======== Task material ========

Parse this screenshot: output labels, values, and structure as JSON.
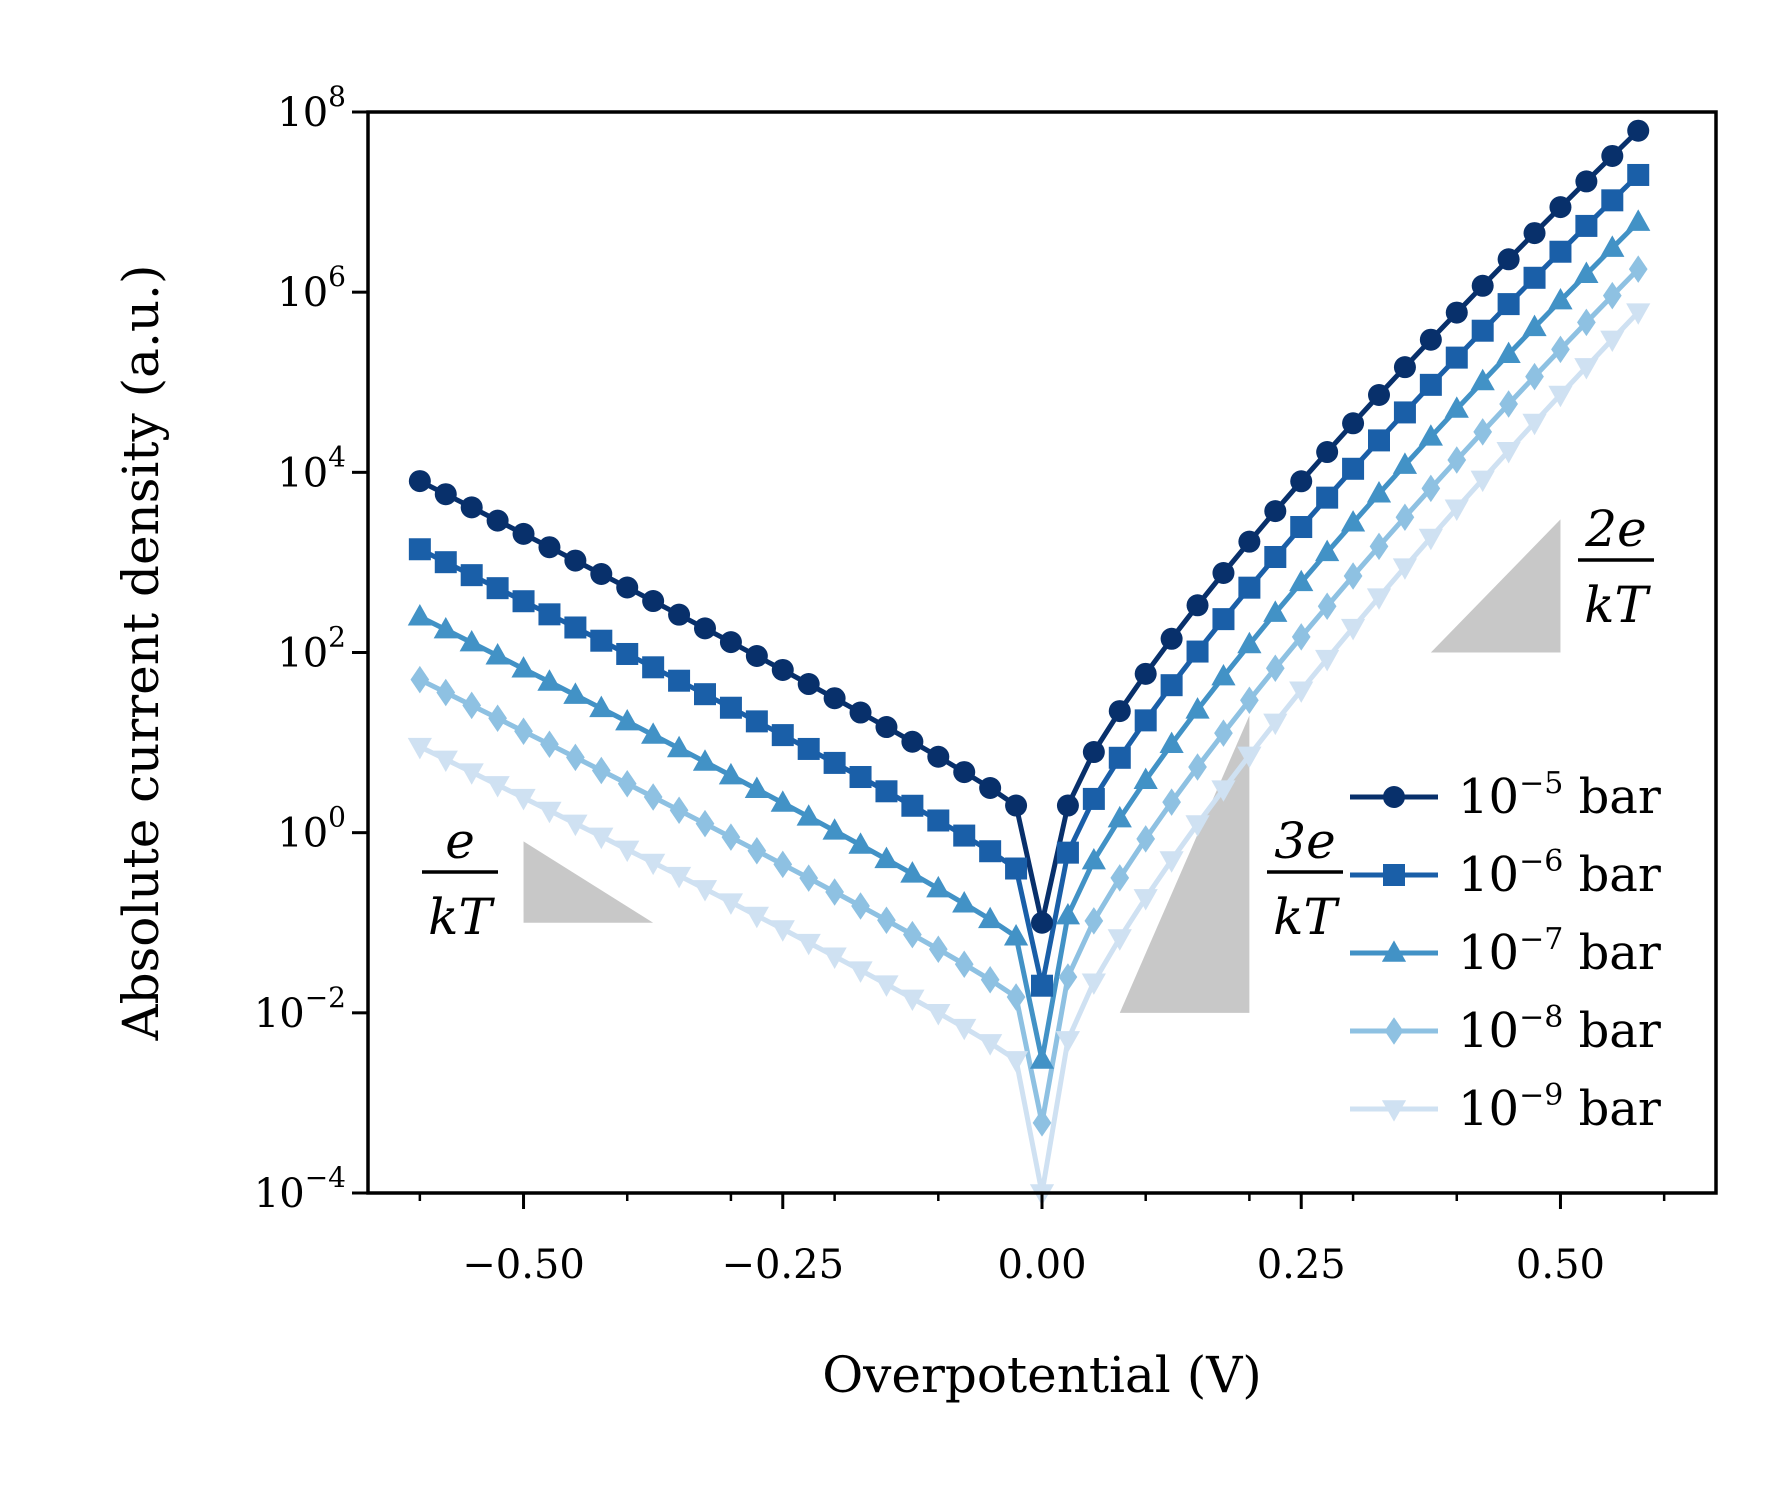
{
  "chart_data": {
    "type": "line",
    "title": "",
    "xlabel": "Overpotential (V)",
    "ylabel": "Absolute current density (a.u.)",
    "xlim": [
      -0.65,
      0.65
    ],
    "ylim": [
      0.0001,
      100000000
    ],
    "yscale": "log",
    "grid": false,
    "legend_position": "center-right",
    "x_ticks": [
      {
        "value": -0.5,
        "label": "−0.50"
      },
      {
        "value": -0.25,
        "label": "−0.25"
      },
      {
        "value": 0.0,
        "label": "0.00"
      },
      {
        "value": 0.25,
        "label": "0.25"
      },
      {
        "value": 0.5,
        "label": "0.50"
      }
    ],
    "y_ticks": [
      {
        "value": 0.0001,
        "base": "10",
        "exp": "−4"
      },
      {
        "value": 0.01,
        "base": "10",
        "exp": "−2"
      },
      {
        "value": 1,
        "base": "10",
        "exp": "0"
      },
      {
        "value": 100,
        "base": "10",
        "exp": "2"
      },
      {
        "value": 10000,
        "base": "10",
        "exp": "4"
      },
      {
        "value": 1000000,
        "base": "10",
        "exp": "6"
      },
      {
        "value": 100000000,
        "base": "10",
        "exp": "8"
      }
    ],
    "x_range": {
      "start": -0.6,
      "end": 0.575,
      "step": 0.025
    },
    "series": [
      {
        "legend_base": "10",
        "legend_exp": "−5",
        "legend_unit": "bar",
        "color": "#08306b",
        "marker": "circle",
        "center_value": 0.1,
        "anodic": [
          2.0,
          62000000.0,
          4.6
        ],
        "cathodic": [
          2.0,
          8000
        ]
      },
      {
        "legend_base": "10",
        "legend_exp": "−6",
        "legend_unit": "bar",
        "color": "#1a5fa8",
        "marker": "square",
        "center_value": 0.02,
        "anodic": [
          0.6,
          20000000.0,
          4.5
        ],
        "cathodic": [
          0.4,
          1400
        ]
      },
      {
        "legend_base": "10",
        "legend_exp": "−7",
        "legend_unit": "bar",
        "color": "#4292c6",
        "marker": "triangle-up",
        "center_value": 0.003,
        "anodic": [
          0.12,
          6000000.0,
          4.4
        ],
        "cathodic": [
          0.07,
          250
        ]
      },
      {
        "legend_base": "10",
        "legend_exp": "−8",
        "legend_unit": "bar",
        "color": "#8ec1e2",
        "marker": "diamond",
        "center_value": 0.0006,
        "anodic": [
          0.025,
          1800000.0,
          4.3
        ],
        "cathodic": [
          0.015,
          50
        ]
      },
      {
        "legend_base": "10",
        "legend_exp": "−9",
        "legend_unit": "bar",
        "color": "#cfe1f2",
        "marker": "triangle-down",
        "center_value": 0.0001,
        "anodic": [
          0.005,
          600000.0,
          4.2
        ],
        "cathodic": [
          0.003,
          9
        ]
      }
    ],
    "slope_triangles": [
      {
        "numerator": "e",
        "denominator": "kT",
        "x": [
          -0.5,
          -0.375
        ],
        "y": [
          0.1,
          0.8
        ],
        "direction": "down"
      },
      {
        "numerator": "3e",
        "denominator": "kT",
        "x": [
          0.075,
          0.2
        ],
        "y": [
          0.01,
          20
        ],
        "direction": "up"
      },
      {
        "numerator": "2e",
        "denominator": "kT",
        "x": [
          0.375,
          0.5
        ],
        "y": [
          100,
          3000
        ],
        "direction": "up"
      }
    ],
    "triangle_color": "#c8c8c8"
  }
}
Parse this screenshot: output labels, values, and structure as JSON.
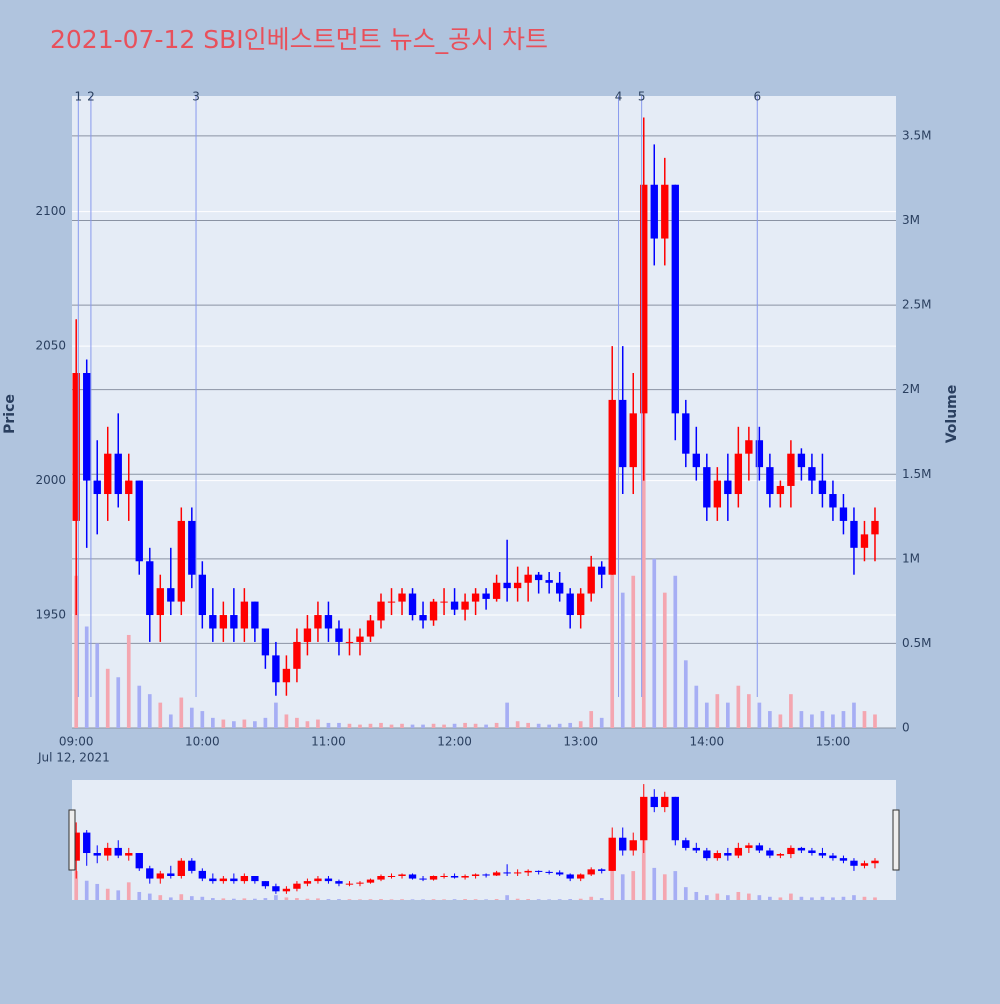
{
  "chart_data": {
    "type": "candlestick",
    "title": "2021-07-12 SBI인베스트먼트 뉴스_공시 차트",
    "y_title": "Price",
    "y2_title": "Volume",
    "x": [
      "09:00",
      "09:05",
      "09:10",
      "09:15",
      "09:20",
      "09:25",
      "09:30",
      "09:35",
      "09:40",
      "09:45",
      "09:50",
      "09:55",
      "10:00",
      "10:05",
      "10:10",
      "10:15",
      "10:20",
      "10:25",
      "10:30",
      "10:35",
      "10:40",
      "10:45",
      "10:50",
      "10:55",
      "11:00",
      "11:05",
      "11:10",
      "11:15",
      "11:20",
      "11:25",
      "11:30",
      "11:35",
      "11:40",
      "11:45",
      "11:50",
      "11:55",
      "12:00",
      "12:05",
      "12:10",
      "12:15",
      "12:20",
      "12:25",
      "12:30",
      "12:35",
      "12:40",
      "12:45",
      "12:50",
      "12:55",
      "13:00",
      "13:05",
      "13:10",
      "13:15",
      "13:20",
      "13:25",
      "13:30",
      "13:35",
      "13:40",
      "13:45",
      "13:50",
      "13:55",
      "14:00",
      "14:05",
      "14:10",
      "14:15",
      "14:20",
      "14:25",
      "14:30",
      "14:35",
      "14:40",
      "14:45",
      "14:50",
      "14:55",
      "15:00",
      "15:05",
      "15:10",
      "15:15",
      "15:20"
    ],
    "open": [
      1985,
      2040,
      2000,
      1995,
      2010,
      1995,
      2000,
      1970,
      1950,
      1960,
      1955,
      1985,
      1965,
      1950,
      1945,
      1950,
      1945,
      1955,
      1945,
      1935,
      1925,
      1930,
      1940,
      1945,
      1950,
      1945,
      1940,
      1940,
      1942,
      1948,
      1955,
      1955,
      1958,
      1950,
      1948,
      1955,
      1955,
      1952,
      1955,
      1958,
      1956,
      1962,
      1960,
      1962,
      1965,
      1963,
      1962,
      1958,
      1950,
      1958,
      1968,
      1965,
      2030,
      2005,
      2025,
      2110,
      2090,
      2110,
      2025,
      2010,
      2005,
      1990,
      2000,
      1995,
      2010,
      2015,
      2005,
      1995,
      1998,
      2010,
      2005,
      2000,
      1995,
      1990,
      1985,
      1975,
      1980
    ],
    "high": [
      2060,
      2045,
      2015,
      2020,
      2025,
      2010,
      2000,
      1975,
      1965,
      1975,
      1990,
      1990,
      1970,
      1960,
      1955,
      1960,
      1960,
      1955,
      1945,
      1940,
      1935,
      1945,
      1950,
      1955,
      1955,
      1948,
      1945,
      1945,
      1950,
      1958,
      1960,
      1960,
      1960,
      1955,
      1956,
      1960,
      1960,
      1958,
      1960,
      1960,
      1965,
      1978,
      1968,
      1968,
      1966,
      1966,
      1966,
      1960,
      1960,
      1972,
      1970,
      2050,
      2050,
      2040,
      2135,
      2125,
      2120,
      2110,
      2030,
      2020,
      2010,
      2005,
      2010,
      2020,
      2020,
      2020,
      2010,
      2000,
      2015,
      2012,
      2010,
      2010,
      2000,
      1995,
      1990,
      1985,
      1990
    ],
    "low": [
      1950,
      1975,
      1980,
      1985,
      1990,
      1985,
      1965,
      1940,
      1940,
      1950,
      1950,
      1960,
      1945,
      1940,
      1940,
      1940,
      1940,
      1940,
      1930,
      1920,
      1920,
      1925,
      1935,
      1940,
      1940,
      1935,
      1935,
      1935,
      1940,
      1945,
      1950,
      1950,
      1948,
      1945,
      1946,
      1950,
      1950,
      1948,
      1950,
      1952,
      1955,
      1955,
      1955,
      1955,
      1958,
      1958,
      1955,
      1945,
      1945,
      1955,
      1960,
      1965,
      1995,
      1995,
      2000,
      2080,
      2080,
      2015,
      2005,
      2000,
      1985,
      1985,
      1985,
      1990,
      2000,
      2000,
      1990,
      1990,
      1990,
      2000,
      1995,
      1990,
      1985,
      1980,
      1965,
      1970,
      1970
    ],
    "close": [
      2040,
      2000,
      1995,
      2010,
      1995,
      2000,
      1970,
      1950,
      1960,
      1955,
      1985,
      1965,
      1950,
      1945,
      1950,
      1945,
      1955,
      1945,
      1935,
      1925,
      1930,
      1940,
      1945,
      1950,
      1945,
      1940,
      1940,
      1942,
      1948,
      1955,
      1955,
      1958,
      1950,
      1948,
      1955,
      1955,
      1952,
      1955,
      1958,
      1956,
      1962,
      1960,
      1962,
      1965,
      1963,
      1962,
      1958,
      1950,
      1958,
      1968,
      1965,
      2030,
      2005,
      2025,
      2110,
      2090,
      2110,
      2025,
      2010,
      2005,
      1990,
      2000,
      1995,
      2010,
      2015,
      2005,
      1995,
      1998,
      2010,
      2005,
      2000,
      1995,
      1990,
      1985,
      1975,
      1980,
      1985
    ],
    "volume": [
      900000,
      600000,
      500000,
      350000,
      300000,
      550000,
      250000,
      200000,
      150000,
      80000,
      180000,
      120000,
      100000,
      60000,
      50000,
      40000,
      50000,
      40000,
      60000,
      150000,
      80000,
      60000,
      40000,
      50000,
      30000,
      30000,
      25000,
      20000,
      25000,
      30000,
      20000,
      25000,
      20000,
      20000,
      25000,
      20000,
      25000,
      30000,
      25000,
      20000,
      30000,
      150000,
      40000,
      30000,
      25000,
      20000,
      25000,
      30000,
      40000,
      100000,
      60000,
      1100000,
      800000,
      900000,
      3000000,
      1000000,
      800000,
      900000,
      400000,
      250000,
      150000,
      200000,
      150000,
      250000,
      200000,
      150000,
      100000,
      80000,
      200000,
      100000,
      80000,
      100000,
      80000,
      100000,
      150000,
      100000,
      80000
    ],
    "xlim": [
      "08:58",
      "15:30"
    ],
    "xticks": [
      "09:00",
      "10:00",
      "11:00",
      "12:00",
      "13:00",
      "14:00",
      "15:00"
    ],
    "x_date_label": "Jul 12, 2021",
    "ylim": [
      1908,
      2143
    ],
    "yticks": [
      1950,
      2000,
      2050,
      2100
    ],
    "y2lim": [
      0,
      3736000
    ],
    "y2ticks": [
      0,
      {
        "value": 500000,
        "label": "0.5M"
      },
      {
        "value": 1000000,
        "label": "1M"
      },
      {
        "value": 1500000,
        "label": "1.5M"
      },
      {
        "value": 2000000,
        "label": "2M"
      },
      {
        "value": 2500000,
        "label": "2.5M"
      },
      {
        "value": 3000000,
        "label": "3M"
      },
      {
        "value": 3500000,
        "label": "3.5M"
      }
    ],
    "up_color": "#ff0000",
    "down_color": "#0000ff",
    "volume_up_color": "#f4a6b0",
    "volume_down_color": "#a6aef4",
    "news": {
      "x": [
        "09:01",
        "09:07",
        "09:57",
        "13:18",
        "13:29",
        "14:24"
      ],
      "labels": [
        "1",
        "2",
        "3",
        "4",
        "5",
        "6"
      ]
    },
    "grid": true,
    "rangeslider": true
  }
}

========

**Task objective:** Single out each line of the records above with the string "numerator" in it, and copy it.

**Expected output:**
        "numerator": "e",
        "numerator": "3e",
        "numerator": "2e",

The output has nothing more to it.